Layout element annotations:

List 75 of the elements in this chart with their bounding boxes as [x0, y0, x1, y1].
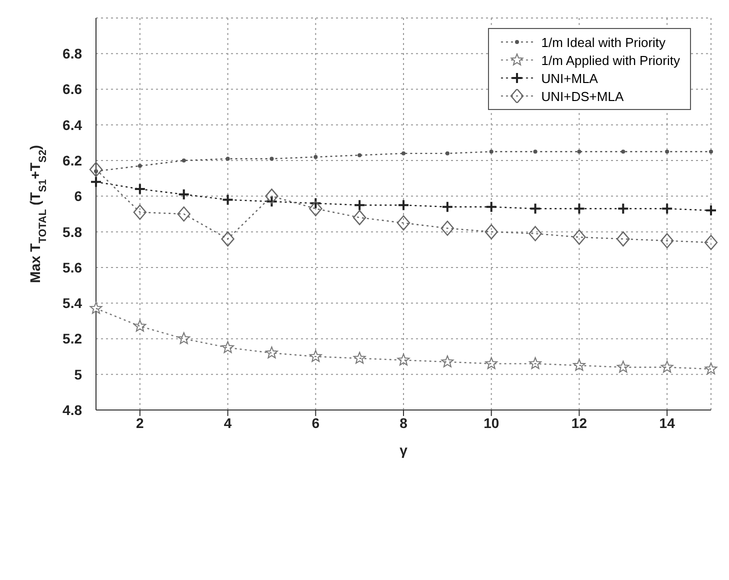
point [661, 202, 674, 215]
point [358, 153, 362, 158]
point [441, 200, 454, 213]
point [704, 234, 718, 250]
point [660, 360, 674, 373]
point [178, 332, 190, 344]
point [133, 204, 147, 220]
point [309, 350, 322, 362]
y-tick-label: 6.6 [62, 81, 82, 98]
point [354, 199, 366, 212]
point [266, 346, 278, 358]
point [314, 154, 318, 159]
point [177, 206, 190, 222]
point [398, 199, 410, 212]
point [573, 202, 586, 215]
point [484, 224, 498, 240]
point [134, 320, 146, 332]
x-tick-label: 8 [400, 414, 408, 431]
point [396, 215, 410, 231]
y-tick-label: 6.2 [62, 152, 82, 169]
y-tick-label: 6.8 [62, 46, 82, 62]
point [441, 355, 454, 368]
point [182, 158, 186, 163]
point [445, 151, 450, 156]
point [616, 231, 630, 247]
y-tick-label: 5.6 [62, 259, 82, 276]
point [573, 358, 586, 371]
point [528, 226, 542, 242]
point [397, 354, 410, 366]
point [440, 220, 454, 236]
point [90, 176, 102, 188]
point [529, 357, 542, 370]
point [222, 341, 234, 353]
point [577, 150, 582, 154]
legend-label: UNI+MLA [541, 70, 598, 86]
y-tick-label: 5 [74, 366, 82, 382]
point [616, 360, 630, 373]
point [709, 150, 713, 154]
x-tick-label: 14 [659, 414, 676, 431]
point [178, 188, 190, 200]
point [529, 202, 542, 215]
x-tick-label: 12 [571, 414, 588, 431]
legend-label: 1/m Ideal with Priority [541, 34, 666, 50]
point [660, 233, 674, 248]
point [704, 362, 718, 374]
point [705, 204, 717, 216]
point [485, 200, 498, 213]
point [353, 352, 366, 364]
x-axis-title: γ [400, 442, 408, 458]
y-tick-label: 6 [74, 188, 82, 204]
point [621, 150, 626, 154]
legend-label: 1/m Applied with Priority [541, 52, 680, 68]
legend-label: UNI+DS+MLA [541, 88, 624, 104]
x-tick-label: 2 [136, 414, 144, 431]
y-tick-label: 5.8 [62, 224, 82, 240]
point [309, 201, 322, 216]
point [485, 357, 498, 370]
y-tick-label: 4.8 [62, 402, 82, 418]
y-tick-label: 6.4 [62, 116, 82, 133]
point [352, 210, 366, 226]
y-tick-label: 5.2 [62, 330, 82, 347]
point [572, 230, 586, 245]
y-tick-label: 5.4 [62, 295, 82, 312]
x-tick-label: 6 [312, 414, 320, 431]
x-tick-label: 10 [484, 414, 500, 431]
point [89, 162, 103, 178]
point [221, 231, 234, 247]
point [617, 202, 630, 215]
point [134, 183, 146, 196]
point [402, 151, 406, 156]
x-tick-label: 4 [224, 414, 232, 431]
point [222, 194, 234, 206]
point [265, 188, 278, 204]
point [665, 150, 670, 154]
point [138, 164, 142, 168]
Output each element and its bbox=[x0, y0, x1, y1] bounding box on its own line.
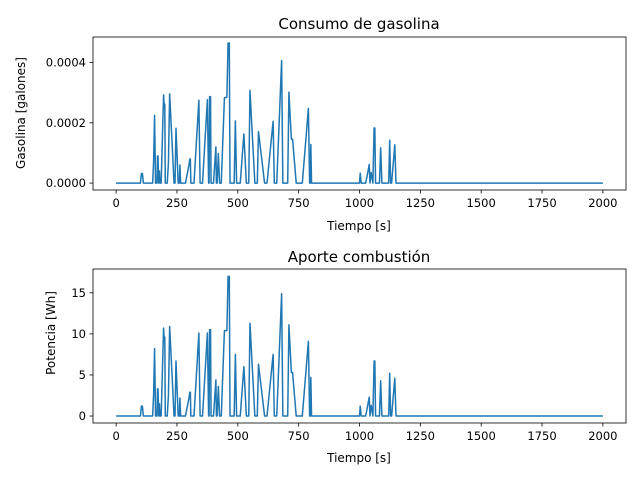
top-chart-x-tick-label: 1000 bbox=[345, 196, 374, 210]
top-chart-title: Consumo de gasolina bbox=[278, 15, 439, 33]
bottom-chart-ylabel: Potencia [Wh] bbox=[44, 291, 58, 375]
bottom-chart-x-tick-label: 1250 bbox=[406, 429, 435, 443]
bottom-chart-xlabel: Tiempo [s] bbox=[326, 451, 391, 465]
top-chart-x-tick-label: 1750 bbox=[527, 196, 556, 210]
bottom-chart-x-tick-label: 250 bbox=[166, 429, 188, 443]
top-chart-xlabel: Tiempo [s] bbox=[326, 219, 391, 233]
top-chart-y-tick-label: 0.0004 bbox=[46, 56, 86, 70]
top-chart-x-tick-label: 750 bbox=[288, 196, 310, 210]
top-chart-y-tick-label: 0.0000 bbox=[46, 176, 86, 190]
top-chart-x-tick-label: 2000 bbox=[588, 196, 617, 210]
bottom-chart-x-tick-label: 2000 bbox=[588, 429, 617, 443]
bottom-chart-x-tick-label: 1000 bbox=[345, 429, 374, 443]
top-chart-x-tick-label: 1500 bbox=[467, 196, 496, 210]
top-chart-x-tick-label: 0 bbox=[112, 196, 119, 210]
top-chart-series-line-0 bbox=[116, 42, 603, 184]
bottom-chart: Aporte combustión Tiempo [s] Potencia [W… bbox=[44, 248, 627, 465]
top-chart: Consumo de gasolina Tiempo [s] Gasolina … bbox=[14, 15, 627, 233]
bottom-chart-x-tick-label: 500 bbox=[227, 429, 249, 443]
bottom-chart-title: Aporte combustión bbox=[288, 248, 431, 266]
bottom-chart-x-tick-label: 1750 bbox=[527, 429, 556, 443]
bottom-chart-x-tick-label: 750 bbox=[288, 429, 310, 443]
bottom-chart-series-line-0 bbox=[116, 275, 603, 417]
top-chart-ylabel: Gasolina [galones] bbox=[14, 57, 28, 169]
top-chart-x-tick-label: 1250 bbox=[406, 196, 435, 210]
bottom-chart-y-tick-label: 15 bbox=[71, 286, 86, 300]
top-chart-y-tick-label: 0.0002 bbox=[46, 116, 86, 130]
bottom-chart-y-tick-label: 5 bbox=[79, 368, 86, 382]
bottom-chart-y-tick-label: 10 bbox=[71, 327, 86, 341]
bottom-chart-y-tick-label: 0 bbox=[79, 409, 86, 423]
top-chart-x-tick-label: 250 bbox=[166, 196, 188, 210]
top-chart-x-tick-label: 500 bbox=[227, 196, 249, 210]
bottom-chart-x-tick-label: 0 bbox=[112, 429, 119, 443]
bottom-chart-x-tick-label: 1500 bbox=[467, 429, 496, 443]
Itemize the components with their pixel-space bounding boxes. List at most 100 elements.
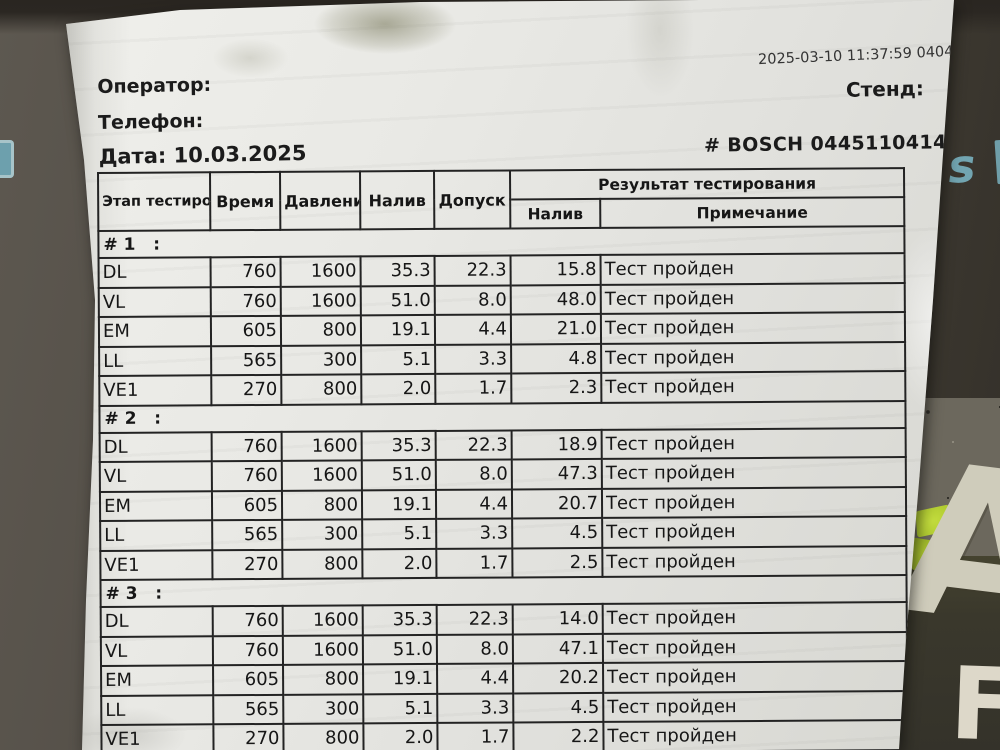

Directive: Identify every line in the records above that contains the string "Consumo", matching case exactly, and copy each such line in full.

Exercise result:
top-chart-title: Consumo de gasolina bbox=[278, 15, 439, 33]
top-chart: Consumo de gasolina Tiempo [s] Gasolina … bbox=[14, 15, 627, 233]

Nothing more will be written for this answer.